■ Exercise brief ■
Print the listing in its entirety and exactly, leaving out images.

■ Records for the task ■
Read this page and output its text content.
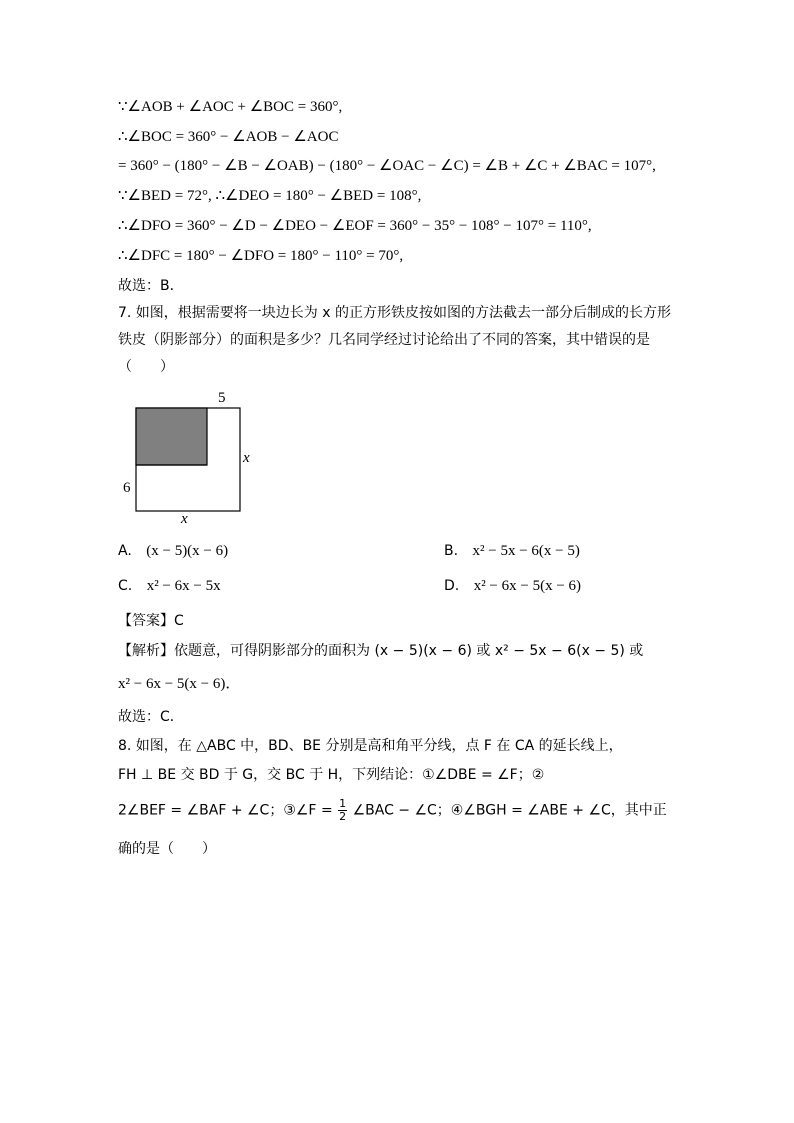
∵∠AOB + ∠AOC + ∠BOC = 360°,
∴∠BOC = 360° − ∠AOB − ∠AOC
= 360° − (180° − ∠B − ∠OAB) − (180° − ∠OAC − ∠C) = ∠B + ∠C + ∠BAC = 107°,
∵∠BED = 72°, ∴∠DEO = 180° − ∠BED = 108°,
∴∠DFO = 360° − ∠D − ∠DEO − ∠EOF = 360° − 35° − 108° − 107° = 110°,
∴∠DFC = 180° − ∠DFO = 180° − 110° = 70°,
故选：B．
7. 如图，根据需要将一块边长为 x 的正方形铁皮按如图的方法截去一部分后制成的长方形
铁皮（阴影部分）的面积是多少？几名同学经过讨论给出了不同的答案，其中错误的是
（　　）
5
x
6
x
A. (x − 5)(x − 6)	B. x² − 5x − 6(x − 5)
C. x² − 6x − 5x	D. x² − 6x − 5(x − 6)
【答案】C
【解析】依题意，可得阴影部分的面积为 (x − 5)(x − 6) 或 x² − 5x − 6(x − 5) 或
x² − 6x − 5(x − 6)．
故选：C．
8. 如图，在 △ABC 中，BD、BE 分别是高和角平分线，点 F 在 CA 的延长线上，
FH ⊥ BE 交 BD 于 G，交 BC 于 H，下列结论：①∠DBE = ∠F；②
2∠BEF = ∠BAF + ∠C；③∠F = $\frac{1}{2}$ ∠BAC − ∠C；④∠BGH = ∠ABE + ∠C，其中正
确的是（　　）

■ Solution ■
Read this page and output its text content.
∵∠AOB + ∠AOC + ∠BOC = 360°,
∴∠BOC = 360° − ∠AOB − ∠AOC
= 360° − (180° − ∠B − ∠OAB) − (180° − ∠OAC − ∠C) = ∠B + ∠C + ∠BAC = 107°,
∵∠BED = 72°, ∴∠DEO = 180° − ∠BED = 108°,
∴∠DFO = 360° − ∠D − ∠DEO − ∠EOF = 360° − 35° − 108° − 107° = 110°,
∴∠DFC = 180° − ∠DFO = 180° − 110° = 70°,
故选：B．
7. 如图，根据需要将一块边长为 x 的正方形铁皮按如图的方法截去一部分后制成的长方形
铁皮（阴影部分）的面积是多少？几名同学经过讨论给出了不同的答案，其中错误的是
（　　）
5
x
6
x
A. (x − 5)(x − 6)	B. x² − 5x − 6(x − 5)
C. x² − 6x − 5x	D. x² − 6x − 5(x − 6)
【答案】C
【解析】依题意，可得阴影部分的面积为 (x − 5)(x − 6) 或 x² − 5x − 6(x − 5) 或
x² − 6x − 5(x − 6)．
故选：C．
8. 如图，在 △ABC 中，BD、BE 分别是高和角平分线，点 F 在 CA 的延长线上，
FH ⊥ BE 交 BD 于 G，交 BC 于 H，下列结论：①∠DBE = ∠F；②
2∠BEF = ∠BAF + ∠C；③∠F = $\frac{1}{2}$ ∠BAC − ∠C；④∠BGH = ∠ABE + ∠C，其中正
确的是（　　）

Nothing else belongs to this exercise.